Weapons and Materials Research
The U.S. Army Research Laboratory Weapons and Materials Research Directorate (WMRD) is the principal U.S. Army organization for research and development in weapons and materials technologies. The directorate is charged with making bullets pierce farther and ballistic vests stronger. Although these interests may seem opposed, the goal is to increase the survivability of the soldier. In the WMRD, traditional armaments are studied, as are advanced ballistic defense systems. This directorate is especially linked with VTD in order to produce safer vehicles, transports, and aircraft. One aspect of this directorate's analysis duty is to evaluate military technologies from an economical standpoint in order to reduce overall system costs.

Federated Laboratories
Beginning in 1996, the Army Research Laboratory entered into innovative cooperative agreements with industrial and academic partners to form "federated laboratories," or "FedLabs", to perform research in broad areas important to the U.S. Army where the ARL could extract significant leverage from work being performed in the commercial and academic arenas.  The first three FedLabs were in Advanced Displays, Advanced Sensors, and Telecommunications.  Each FedLab was a large consortium of companies, universities, and non-profit organizations, with both an overall industrial leader and an ARL leader. The cooperative agreements forming the FedLabs were somewhat unusual in that the ARL was not a mere funder of research, but an active consortium participant.  The first three FedLabs won a National Performance Award in 1999 from then-Vice President Al Gore.

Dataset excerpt
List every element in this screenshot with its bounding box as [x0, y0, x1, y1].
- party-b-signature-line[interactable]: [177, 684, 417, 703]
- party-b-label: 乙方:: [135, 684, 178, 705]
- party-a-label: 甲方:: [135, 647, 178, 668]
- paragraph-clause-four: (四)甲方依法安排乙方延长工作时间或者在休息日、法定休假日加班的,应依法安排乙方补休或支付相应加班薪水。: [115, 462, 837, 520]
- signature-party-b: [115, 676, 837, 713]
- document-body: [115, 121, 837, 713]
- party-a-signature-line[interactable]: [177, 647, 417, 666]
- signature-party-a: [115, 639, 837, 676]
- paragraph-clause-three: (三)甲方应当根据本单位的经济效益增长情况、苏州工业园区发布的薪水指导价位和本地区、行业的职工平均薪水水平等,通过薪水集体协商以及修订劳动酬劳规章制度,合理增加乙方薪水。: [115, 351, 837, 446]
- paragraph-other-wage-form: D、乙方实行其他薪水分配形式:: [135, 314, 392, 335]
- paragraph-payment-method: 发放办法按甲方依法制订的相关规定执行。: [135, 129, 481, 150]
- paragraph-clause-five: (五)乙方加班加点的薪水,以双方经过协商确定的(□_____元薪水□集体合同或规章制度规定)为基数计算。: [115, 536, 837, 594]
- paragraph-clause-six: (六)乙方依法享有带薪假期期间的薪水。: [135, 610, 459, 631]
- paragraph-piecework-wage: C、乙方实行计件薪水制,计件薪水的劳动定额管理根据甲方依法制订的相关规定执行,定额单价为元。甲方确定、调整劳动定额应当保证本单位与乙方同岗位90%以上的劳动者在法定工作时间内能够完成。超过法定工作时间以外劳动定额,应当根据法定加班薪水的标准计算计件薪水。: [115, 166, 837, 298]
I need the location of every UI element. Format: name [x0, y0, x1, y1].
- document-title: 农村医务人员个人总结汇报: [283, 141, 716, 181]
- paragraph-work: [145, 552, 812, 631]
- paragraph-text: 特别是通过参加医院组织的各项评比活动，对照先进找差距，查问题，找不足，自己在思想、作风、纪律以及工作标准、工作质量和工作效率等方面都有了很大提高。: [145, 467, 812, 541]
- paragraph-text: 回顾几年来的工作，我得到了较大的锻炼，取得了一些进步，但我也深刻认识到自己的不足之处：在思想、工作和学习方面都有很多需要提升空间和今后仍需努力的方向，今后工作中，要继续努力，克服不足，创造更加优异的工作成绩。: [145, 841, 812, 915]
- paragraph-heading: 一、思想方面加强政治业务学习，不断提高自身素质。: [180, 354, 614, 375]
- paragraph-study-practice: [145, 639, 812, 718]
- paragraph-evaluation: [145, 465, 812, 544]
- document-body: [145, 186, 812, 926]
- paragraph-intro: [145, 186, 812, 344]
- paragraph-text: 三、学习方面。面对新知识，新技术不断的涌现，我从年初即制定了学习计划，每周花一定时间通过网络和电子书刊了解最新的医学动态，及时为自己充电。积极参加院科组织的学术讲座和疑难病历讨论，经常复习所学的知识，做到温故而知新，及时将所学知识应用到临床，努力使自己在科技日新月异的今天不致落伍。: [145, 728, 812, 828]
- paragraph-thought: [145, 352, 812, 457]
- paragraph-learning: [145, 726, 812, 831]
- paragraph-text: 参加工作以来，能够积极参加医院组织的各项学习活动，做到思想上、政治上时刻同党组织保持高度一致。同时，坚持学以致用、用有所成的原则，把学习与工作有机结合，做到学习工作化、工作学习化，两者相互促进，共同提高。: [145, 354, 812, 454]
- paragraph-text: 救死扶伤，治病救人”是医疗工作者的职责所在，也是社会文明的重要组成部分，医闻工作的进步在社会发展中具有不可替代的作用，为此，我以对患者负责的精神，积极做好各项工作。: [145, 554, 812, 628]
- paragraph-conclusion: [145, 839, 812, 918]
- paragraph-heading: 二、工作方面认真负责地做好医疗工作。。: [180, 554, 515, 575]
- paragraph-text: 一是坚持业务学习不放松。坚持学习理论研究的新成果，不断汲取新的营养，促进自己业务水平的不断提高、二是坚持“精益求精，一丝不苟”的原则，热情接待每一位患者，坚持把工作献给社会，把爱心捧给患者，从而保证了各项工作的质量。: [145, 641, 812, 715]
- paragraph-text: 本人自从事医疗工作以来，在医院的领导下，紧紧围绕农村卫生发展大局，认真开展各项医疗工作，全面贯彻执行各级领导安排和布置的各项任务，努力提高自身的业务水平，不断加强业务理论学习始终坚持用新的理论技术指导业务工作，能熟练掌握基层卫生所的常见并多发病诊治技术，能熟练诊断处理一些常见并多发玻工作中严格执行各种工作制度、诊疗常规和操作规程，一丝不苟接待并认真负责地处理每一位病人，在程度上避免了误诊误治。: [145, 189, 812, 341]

WHAT THE EXERCISE ASKS. Pick up the passage on the Army Research Laboratory and write what comes next after its last sentence. The items above are separate material from the passage on the Army Research Laboratory.

RESPONSE TO THIS TASK.
Collaborative Technology and Research Alliances
Collaborative Technology and Research Alliances is a term for partnerships between Army laboratories and centers, private industry and academia for performing research and technology development intended to benefit the US Army. The partnerships are funded by the US Army.

Cyber Security Collaborative Research Alliance (CSCRA)
Materials in Extreme Dynamic Environments Collaborative Research Alliance
Multi-Scale Multidisciplinary Modeling of Electronic Materials Collaborative Research Alliance
International Technology Alliance in Network and Information Sciences ( NIS-ITA)
Distributed Analytics and Information Science International Technology Alliance (DAIS ITA)

See also
 Internet of Battle Things (IoBT) Collaborative Research Alliance (CRA)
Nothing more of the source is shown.